(Text section):
General Sir James Shaw Kennedy,  (13 October 1788 – 30 May 1865) was a British soldier and military writer.

Personal background
Shaw Kennedy was the son of Captain John Shaw, a former captain in the 76th Highlanders, of Dalton, Kirkcudbrightshire. He was educated at Ayr Academy. He was commissioned into the 43rd (Monmouthshire) Light Infantry in 1805 joining the regiment at Hythe, Kent where it was training under Sir John Moore. He first saw service in the Copenhagen Expedition of 1807 as a lieutenant, and under Sir David Baird took part in the Corunna Campaign. In the retreat from Corunna, led by Sir John Moore, Shaw and the 43rd fought with the rearguard to the army. On his return to England he suffered from a severe fever from which he never fully recovered. In May 1809, Shaw returned to the Peninsula with the 43rd and took part in the 250-mile march from Lisbon to Talavera where he became adjutant of his now famous regiment at the Battle of Talavera.

Military career
As Robert Craufurd's aide-de-camp during 1809 and 1810, Shaw was on the staff of the Light Division at the Coa and the Agueda, and, with William Campbell, prepared and edited the Standing Orders of the Light Division (printed in Home's Précis of Modern Tactics, pp. 257–277). He was wounded at Almeida in 1810, but rejoined Craufurd at the end of 1811 and was with his chief at the siege of Ciudad Rodrigo in January 1812. At the great assault of 19 January, Shaw carried his general, mortally wounded, from the crest of the glacis and later conveyed Wellington's summons to surrender to the French governor. At Badajoz, now once more with the 43rd, he displayed, at the lesser breach, a gallantry which furnished his brother officer William Napier with the theme of one of his most glorious descriptive passages.

(Excerpted records):
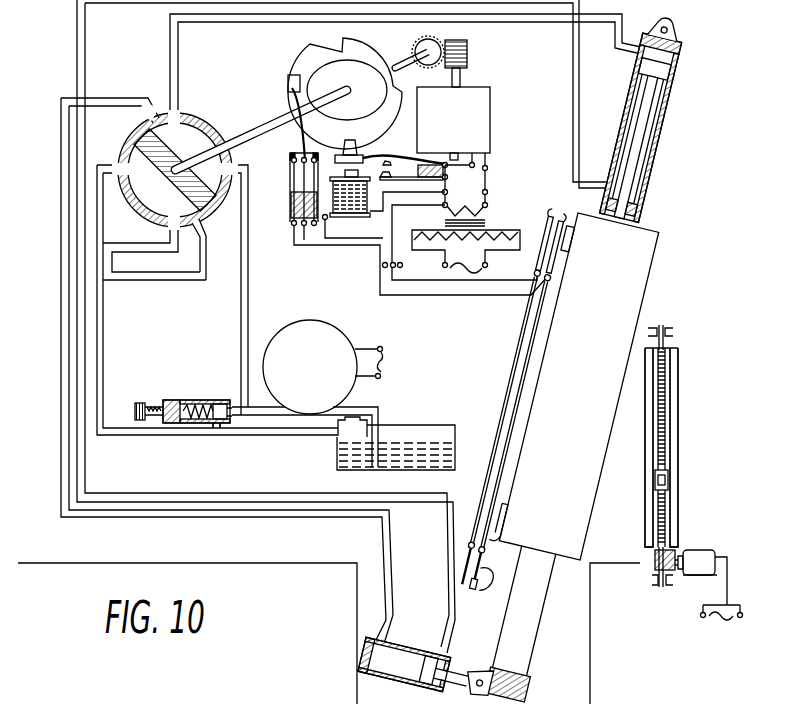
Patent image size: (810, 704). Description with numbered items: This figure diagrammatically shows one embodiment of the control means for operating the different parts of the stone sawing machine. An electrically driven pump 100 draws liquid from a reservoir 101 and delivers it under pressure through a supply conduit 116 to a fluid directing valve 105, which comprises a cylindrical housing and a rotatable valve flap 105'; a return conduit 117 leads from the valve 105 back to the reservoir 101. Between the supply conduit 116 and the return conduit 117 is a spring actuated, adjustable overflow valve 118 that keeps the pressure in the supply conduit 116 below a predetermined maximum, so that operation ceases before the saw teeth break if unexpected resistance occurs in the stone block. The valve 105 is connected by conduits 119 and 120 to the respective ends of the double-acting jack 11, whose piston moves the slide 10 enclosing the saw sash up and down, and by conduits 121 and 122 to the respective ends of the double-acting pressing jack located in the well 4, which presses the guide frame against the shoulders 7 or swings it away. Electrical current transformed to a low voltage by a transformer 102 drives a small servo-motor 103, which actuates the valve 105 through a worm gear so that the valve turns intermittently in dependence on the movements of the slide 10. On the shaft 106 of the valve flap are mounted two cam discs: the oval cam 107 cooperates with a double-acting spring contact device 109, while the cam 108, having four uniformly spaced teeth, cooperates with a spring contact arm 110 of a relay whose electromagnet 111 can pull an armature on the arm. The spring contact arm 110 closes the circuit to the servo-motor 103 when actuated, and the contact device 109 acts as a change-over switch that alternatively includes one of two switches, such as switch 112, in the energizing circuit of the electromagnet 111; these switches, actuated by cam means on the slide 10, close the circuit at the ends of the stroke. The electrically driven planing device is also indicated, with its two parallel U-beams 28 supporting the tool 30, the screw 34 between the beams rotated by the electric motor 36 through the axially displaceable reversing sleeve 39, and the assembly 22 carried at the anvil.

The well 4 is at (578, 665).
The shoulders 7 is at (619, 698).
The slide 10 is at (587, 388).
The double-acting hydraulic jack 11 is at (626, 114).
The guide frame 22 is at (680, 503).
The U-beams 28 is at (674, 382).
The tool 30 is at (668, 475).
The screw 34 is at (665, 427).
The electric motor 36 is at (698, 550).
The sleeve 39 is at (655, 567).
The pump 100 is at (316, 320).
The reservoir 101 is at (405, 432).
The transformer 102 is at (488, 222).
The servo-motor 103 is at (484, 108).
The fluid directing valve 105 is at (175, 166).
The valve flap 105' is at (221, 247).
The shaft 106 is at (293, 97).
The cam disc 107 is at (311, 80).
The cam disc 108 is at (308, 54).
The double-acting spring contact device 109 is at (291, 216).
The spring contact arm 110 is at (373, 154).
The electromagnet 111 is at (368, 216).
The switch 112 is at (546, 219).
The supply conduit 116 is at (241, 302).
The return conduit 117 is at (103, 356).
The overflow valve 118 is at (206, 398).
The conduit 119 is at (170, 53).
The conduit 120 is at (85, 22).
The conduit 121 is at (60, 358).
The conduit 122 is at (86, 468).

(Tasks to complete):
[a] Name each place mentioned in the "Military career" section of the Shaw Kennedy biography.
[b] According to the Shaw Kennedy biography, which regiment received his commission in 1805?
Work only from the Shaw Kennedy biography and leave the data aside.

(Answers by task):
[a] Coa, Agueda, Almeida, Ciudad Rodrigo, Badajoz

[b] The 43rd (Monmouthshire) Light Infantry.